SUPPLIED INFORMATION>
....................

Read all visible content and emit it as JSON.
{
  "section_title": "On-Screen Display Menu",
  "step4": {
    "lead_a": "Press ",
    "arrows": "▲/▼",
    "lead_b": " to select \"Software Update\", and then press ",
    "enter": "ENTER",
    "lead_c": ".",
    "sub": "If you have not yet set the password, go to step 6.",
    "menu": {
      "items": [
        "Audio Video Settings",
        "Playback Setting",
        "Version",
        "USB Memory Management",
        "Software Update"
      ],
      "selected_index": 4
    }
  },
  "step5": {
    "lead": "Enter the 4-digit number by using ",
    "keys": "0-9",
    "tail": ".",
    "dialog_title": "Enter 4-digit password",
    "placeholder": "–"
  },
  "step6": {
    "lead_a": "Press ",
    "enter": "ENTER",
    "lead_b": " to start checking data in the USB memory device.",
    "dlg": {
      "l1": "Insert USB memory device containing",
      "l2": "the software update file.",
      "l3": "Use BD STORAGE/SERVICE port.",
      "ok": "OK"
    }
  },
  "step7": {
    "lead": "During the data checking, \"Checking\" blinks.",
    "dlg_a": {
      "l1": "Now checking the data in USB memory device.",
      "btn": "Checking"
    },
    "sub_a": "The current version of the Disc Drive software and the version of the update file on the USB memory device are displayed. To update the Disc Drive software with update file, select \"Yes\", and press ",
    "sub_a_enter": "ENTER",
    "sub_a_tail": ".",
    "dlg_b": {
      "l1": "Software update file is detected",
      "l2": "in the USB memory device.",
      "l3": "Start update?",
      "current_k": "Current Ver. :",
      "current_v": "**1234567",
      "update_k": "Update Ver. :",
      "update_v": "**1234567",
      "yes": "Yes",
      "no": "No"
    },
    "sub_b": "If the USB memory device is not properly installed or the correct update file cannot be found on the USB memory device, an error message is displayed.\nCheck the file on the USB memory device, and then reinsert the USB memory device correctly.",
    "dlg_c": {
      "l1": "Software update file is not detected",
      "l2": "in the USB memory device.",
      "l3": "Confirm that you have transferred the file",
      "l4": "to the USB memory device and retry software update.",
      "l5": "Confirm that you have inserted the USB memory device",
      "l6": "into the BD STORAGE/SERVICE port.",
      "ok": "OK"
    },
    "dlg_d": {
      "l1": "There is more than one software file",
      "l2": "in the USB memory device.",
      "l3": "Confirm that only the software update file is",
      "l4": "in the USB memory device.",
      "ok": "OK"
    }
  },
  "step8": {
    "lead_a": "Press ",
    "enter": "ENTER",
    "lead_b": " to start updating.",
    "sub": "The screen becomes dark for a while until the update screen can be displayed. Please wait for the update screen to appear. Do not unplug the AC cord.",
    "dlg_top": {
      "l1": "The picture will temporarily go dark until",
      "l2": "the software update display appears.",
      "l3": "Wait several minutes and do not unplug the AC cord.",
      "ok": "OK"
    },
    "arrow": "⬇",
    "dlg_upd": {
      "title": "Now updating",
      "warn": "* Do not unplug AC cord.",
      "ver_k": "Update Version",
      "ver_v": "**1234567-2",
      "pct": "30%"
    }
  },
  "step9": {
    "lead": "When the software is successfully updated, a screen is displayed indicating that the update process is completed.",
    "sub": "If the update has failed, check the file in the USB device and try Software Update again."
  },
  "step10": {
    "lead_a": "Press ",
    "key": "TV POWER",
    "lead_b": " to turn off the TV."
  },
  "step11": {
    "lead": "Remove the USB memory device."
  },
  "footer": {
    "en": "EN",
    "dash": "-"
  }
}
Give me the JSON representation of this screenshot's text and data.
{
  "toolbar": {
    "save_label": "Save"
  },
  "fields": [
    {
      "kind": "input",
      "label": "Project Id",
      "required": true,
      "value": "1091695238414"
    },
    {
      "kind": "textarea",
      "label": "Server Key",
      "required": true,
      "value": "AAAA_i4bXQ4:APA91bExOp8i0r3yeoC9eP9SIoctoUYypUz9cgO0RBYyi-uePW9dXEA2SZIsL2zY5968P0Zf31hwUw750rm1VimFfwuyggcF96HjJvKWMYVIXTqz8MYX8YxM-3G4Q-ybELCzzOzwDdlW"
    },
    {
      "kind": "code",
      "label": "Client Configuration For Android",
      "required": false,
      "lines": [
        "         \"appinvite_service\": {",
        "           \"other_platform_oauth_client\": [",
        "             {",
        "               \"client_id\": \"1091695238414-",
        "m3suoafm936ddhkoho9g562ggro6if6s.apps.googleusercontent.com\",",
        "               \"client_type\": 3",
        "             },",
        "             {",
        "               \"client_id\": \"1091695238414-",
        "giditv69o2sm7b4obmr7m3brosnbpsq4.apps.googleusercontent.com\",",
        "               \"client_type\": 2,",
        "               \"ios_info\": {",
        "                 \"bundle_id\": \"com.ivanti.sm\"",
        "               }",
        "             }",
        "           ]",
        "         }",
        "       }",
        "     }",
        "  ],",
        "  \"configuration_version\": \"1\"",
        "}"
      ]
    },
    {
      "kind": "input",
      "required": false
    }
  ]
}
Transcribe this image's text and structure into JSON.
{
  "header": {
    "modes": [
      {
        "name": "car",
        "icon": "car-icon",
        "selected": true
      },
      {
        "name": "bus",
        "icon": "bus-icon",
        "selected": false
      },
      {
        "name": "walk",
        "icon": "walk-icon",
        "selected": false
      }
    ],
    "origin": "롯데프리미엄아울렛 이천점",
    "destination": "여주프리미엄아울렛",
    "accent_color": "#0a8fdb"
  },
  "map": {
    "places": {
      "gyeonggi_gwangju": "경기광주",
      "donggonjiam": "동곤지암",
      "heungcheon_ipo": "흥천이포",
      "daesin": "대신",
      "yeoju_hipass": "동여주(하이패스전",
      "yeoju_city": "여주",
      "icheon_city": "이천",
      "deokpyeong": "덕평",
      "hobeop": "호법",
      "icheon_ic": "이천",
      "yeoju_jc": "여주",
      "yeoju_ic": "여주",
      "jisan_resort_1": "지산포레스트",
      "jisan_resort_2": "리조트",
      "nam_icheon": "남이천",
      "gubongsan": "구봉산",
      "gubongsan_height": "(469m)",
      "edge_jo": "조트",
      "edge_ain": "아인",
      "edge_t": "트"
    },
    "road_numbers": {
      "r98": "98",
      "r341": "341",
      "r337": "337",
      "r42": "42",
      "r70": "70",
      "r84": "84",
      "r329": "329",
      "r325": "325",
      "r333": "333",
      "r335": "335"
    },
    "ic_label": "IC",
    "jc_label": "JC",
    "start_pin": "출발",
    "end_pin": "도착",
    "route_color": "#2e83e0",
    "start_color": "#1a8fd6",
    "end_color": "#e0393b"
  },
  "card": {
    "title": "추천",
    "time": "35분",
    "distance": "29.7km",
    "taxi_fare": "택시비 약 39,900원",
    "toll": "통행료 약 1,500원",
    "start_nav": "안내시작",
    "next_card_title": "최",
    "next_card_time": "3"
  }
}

....................

Print the whole listing again, exactly.

EXERCISE ANSWER>
Read all visible content and emit it as JSON.
{
  "section_title": "On-Screen Display Menu",
  "step4": {
    "lead_a": "Press ",
    "arrows": "▲/▼",
    "lead_b": " to select \"Software Update\", and then press ",
    "enter": "ENTER",
    "lead_c": ".",
    "sub": "If you have not yet set the password, go to step 6.",
    "menu": {
      "items": [
        "Audio Video Settings",
        "Playback Setting",
        "Version",
        "USB Memory Management",
        "Software Update"
      ],
      "selected_index": 4
    }
  },
  "step5": {
    "lead": "Enter the 4-digit number by using ",
    "keys": "0-9",
    "tail": ".",
    "dialog_title": "Enter 4-digit password",
    "placeholder": "–"
  },
  "step6": {
    "lead_a": "Press ",
    "enter": "ENTER",
    "lead_b": " to start checking data in the USB memory device.",
    "dlg": {
      "l1": "Insert USB memory device containing",
      "l2": "the software update file.",
      "l3": "Use BD STORAGE/SERVICE port.",
      "ok": "OK"
    }
  },
  "step7": {
    "lead": "During the data checking, \"Checking\" blinks.",
    "dlg_a": {
      "l1": "Now checking the data in USB memory device.",
      "btn": "Checking"
    },
    "sub_a": "The current version of the Disc Drive software and the version of the update file on the USB memory device are displayed. To update the Disc Drive software with update file, select \"Yes\", and press ",
    "sub_a_enter": "ENTER",
    "sub_a_tail": ".",
    "dlg_b": {
      "l1": "Software update file is detected",
      "l2": "in the USB memory device.",
      "l3": "Start update?",
      "current_k": "Current Ver. :",
      "current_v": "**1234567",
      "update_k": "Update Ver. :",
      "update_v": "**1234567",
      "yes": "Yes",
      "no": "No"
    },
    "sub_b": "If the USB memory device is not properly installed or the correct update file cannot be found on the USB memory device, an error message is displayed.\nCheck the file on the USB memory device, and then reinsert the USB memory device correctly.",
    "dlg_c": {
      "l1": "Software update file is not detected",
      "l2": "in the USB memory device.",
      "l3": "Confirm that you have transferred the file",
      "l4": "to the USB memory device and retry software update.",
      "l5": "Confirm that you have inserted the USB memory device",
      "l6": "into the BD STORAGE/SERVICE port.",
      "ok": "OK"
    },
    "dlg_d": {
      "l1": "There is more than one software file",
      "l2": "in the USB memory device.",
      "l3": "Confirm that only the software update file is",
      "l4": "in the USB memory device.",
      "ok": "OK"
    }
  },
  "step8": {
    "lead_a": "Press ",
    "enter": "ENTER",
    "lead_b": " to start updating.",
    "sub": "The screen becomes dark for a while until the update screen can be displayed. Please wait for the update screen to appear. Do not unplug the AC cord.",
    "dlg_top": {
      "l1": "The picture will temporarily go dark until",
      "l2": "the software update display appears.",
      "l3": "Wait several minutes and do not unplug the AC cord.",
      "ok": "OK"
    },
    "arrow": "⬇",
    "dlg_upd": {
      "title": "Now updating",
      "warn": "* Do not unplug AC cord.",
      "ver_k": "Update Version",
      "ver_v": "**1234567-2",
      "pct": "30%"
    }
  },
  "step9": {
    "lead": "When the software is successfully updated, a screen is displayed indicating that the update process is completed.",
    "sub": "If the update has failed, check the file in the USB device and try Software Update again."
  },
  "step10": {
    "lead_a": "Press ",
    "key": "TV POWER",
    "lead_b": " to turn off the TV."
  },
  "step11": {
    "lead": "Remove the USB memory device."
  },
  "footer": {
    "en": "EN",
    "dash": "-"
  }
}
Give me the JSON representation of this screenshot's text and data.
{
  "toolbar": {
    "save_label": "Save"
  },
  "fields": [
    {
      "kind": "input",
      "label": "Project Id",
      "required": true,
      "value": "1091695238414"
    },
    {
      "kind": "textarea",
      "label": "Server Key",
      "required": true,
      "value": "AAAA_i4bXQ4:APA91bExOp8i0r3yeoC9eP9SIoctoUYypUz9cgO0RBYyi-uePW9dXEA2SZIsL2zY5968P0Zf31hwUw750rm1VimFfwuyggcF96HjJvKWMYVIXTqz8MYX8YxM-3G4Q-ybELCzzOzwDdlW"
    },
    {
      "kind": "code",
      "label": "Client Configuration For Android",
      "required": false,
      "lines": [
        "         \"appinvite_service\": {",
        "           \"other_platform_oauth_client\": [",
        "             {",
        "               \"client_id\": \"1091695238414-",
        "m3suoafm936ddhkoho9g562ggro6if6s.apps.googleusercontent.com\",",
        "               \"client_type\": 3",
        "             },",
        "             {",
        "               \"client_id\": \"1091695238414-",
        "giditv69o2sm7b4obmr7m3brosnbpsq4.apps.googleusercontent.com\",",
        "               \"client_type\": 2,",
        "               \"ios_info\": {",
        "                 \"bundle_id\": \"com.ivanti.sm\"",
        "               }",
        "             }",
        "           ]",
        "         }",
        "       }",
        "     }",
        "  ],",
        "  \"configuration_version\": \"1\"",
        "}"
      ]
    },
    {
      "kind": "input",
      "required": false
    }
  ]
}
Transcribe this image's text and structure into JSON.
{
  "header": {
    "modes": [
      {
        "name": "car",
        "icon": "car-icon",
        "selected": true
      },
      {
        "name": "bus",
        "icon": "bus-icon",
        "selected": false
      },
      {
        "name": "walk",
        "icon": "walk-icon",
        "selected": false
      }
    ],
    "origin": "롯데프리미엄아울렛 이천점",
    "destination": "여주프리미엄아울렛",
    "accent_color": "#0a8fdb"
  },
  "map": {
    "places": {
      "gyeonggi_gwangju": "경기광주",
      "donggonjiam": "동곤지암",
      "heungcheon_ipo": "흥천이포",
      "daesin": "대신",
      "yeoju_hipass": "동여주(하이패스전",
      "yeoju_city": "여주",
      "icheon_city": "이천",
      "deokpyeong": "덕평",
      "hobeop": "호법",
      "icheon_ic": "이천",
      "yeoju_jc": "여주",
      "yeoju_ic": "여주",
      "jisan_resort_1": "지산포레스트",
      "jisan_resort_2": "리조트",
      "nam_icheon": "남이천",
      "gubongsan": "구봉산",
      "gubongsan_height": "(469m)",
      "edge_jo": "조트",
      "edge_ain": "아인",
      "edge_t": "트"
    },
    "road_numbers": {
      "r98": "98",
      "r341": "341",
      "r337": "337",
      "r42": "42",
      "r70": "70",
      "r84": "84",
      "r329": "329",
      "r325": "325",
      "r333": "333",
      "r335": "335"
    },
    "ic_label": "IC",
    "jc_label": "JC",
    "start_pin": "출발",
    "end_pin": "도착",
    "route_color": "#2e83e0",
    "start_color": "#1a8fd6",
    "end_color": "#e0393b"
  },
  "card": {
    "title": "추천",
    "time": "35분",
    "distance": "29.7km",
    "taxi_fare": "택시비 약 39,900원",
    "toll": "통행료 약 1,500원",
    "start_nav": "안내시작",
    "next_card_title": "최",
    "next_card_time": "3"
  }
}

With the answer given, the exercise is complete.